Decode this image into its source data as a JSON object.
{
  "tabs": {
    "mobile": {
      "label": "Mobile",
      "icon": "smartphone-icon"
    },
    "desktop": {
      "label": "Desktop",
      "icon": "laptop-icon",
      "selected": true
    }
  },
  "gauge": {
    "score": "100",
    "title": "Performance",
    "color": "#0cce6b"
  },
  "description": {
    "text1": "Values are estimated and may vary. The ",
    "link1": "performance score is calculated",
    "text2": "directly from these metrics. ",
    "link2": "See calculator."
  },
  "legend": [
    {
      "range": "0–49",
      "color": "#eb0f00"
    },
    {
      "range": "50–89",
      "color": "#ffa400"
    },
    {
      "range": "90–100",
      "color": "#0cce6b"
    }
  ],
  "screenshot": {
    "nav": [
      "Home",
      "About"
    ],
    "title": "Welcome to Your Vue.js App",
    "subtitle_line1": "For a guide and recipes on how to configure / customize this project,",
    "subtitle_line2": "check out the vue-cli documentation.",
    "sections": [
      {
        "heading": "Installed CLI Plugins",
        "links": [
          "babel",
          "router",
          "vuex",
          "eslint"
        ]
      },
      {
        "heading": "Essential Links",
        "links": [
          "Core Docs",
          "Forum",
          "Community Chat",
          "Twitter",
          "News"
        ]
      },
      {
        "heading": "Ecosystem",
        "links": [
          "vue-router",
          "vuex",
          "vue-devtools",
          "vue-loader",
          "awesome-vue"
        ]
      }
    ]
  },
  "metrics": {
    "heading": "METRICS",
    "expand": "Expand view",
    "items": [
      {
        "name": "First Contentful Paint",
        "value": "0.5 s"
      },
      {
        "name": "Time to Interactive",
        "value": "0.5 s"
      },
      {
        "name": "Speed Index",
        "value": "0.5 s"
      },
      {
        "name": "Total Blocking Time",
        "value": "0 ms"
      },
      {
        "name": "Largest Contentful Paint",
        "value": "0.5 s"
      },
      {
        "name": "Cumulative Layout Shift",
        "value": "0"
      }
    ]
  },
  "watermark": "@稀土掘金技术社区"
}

━━━━━━━━━━━━━━━━

EXERCISE: Where a line of the records above holds the word "Time", copy that line.

CORRECT RESPONSE:
        "name": "Time to Interactive",
        "name": "Total Blocking Time",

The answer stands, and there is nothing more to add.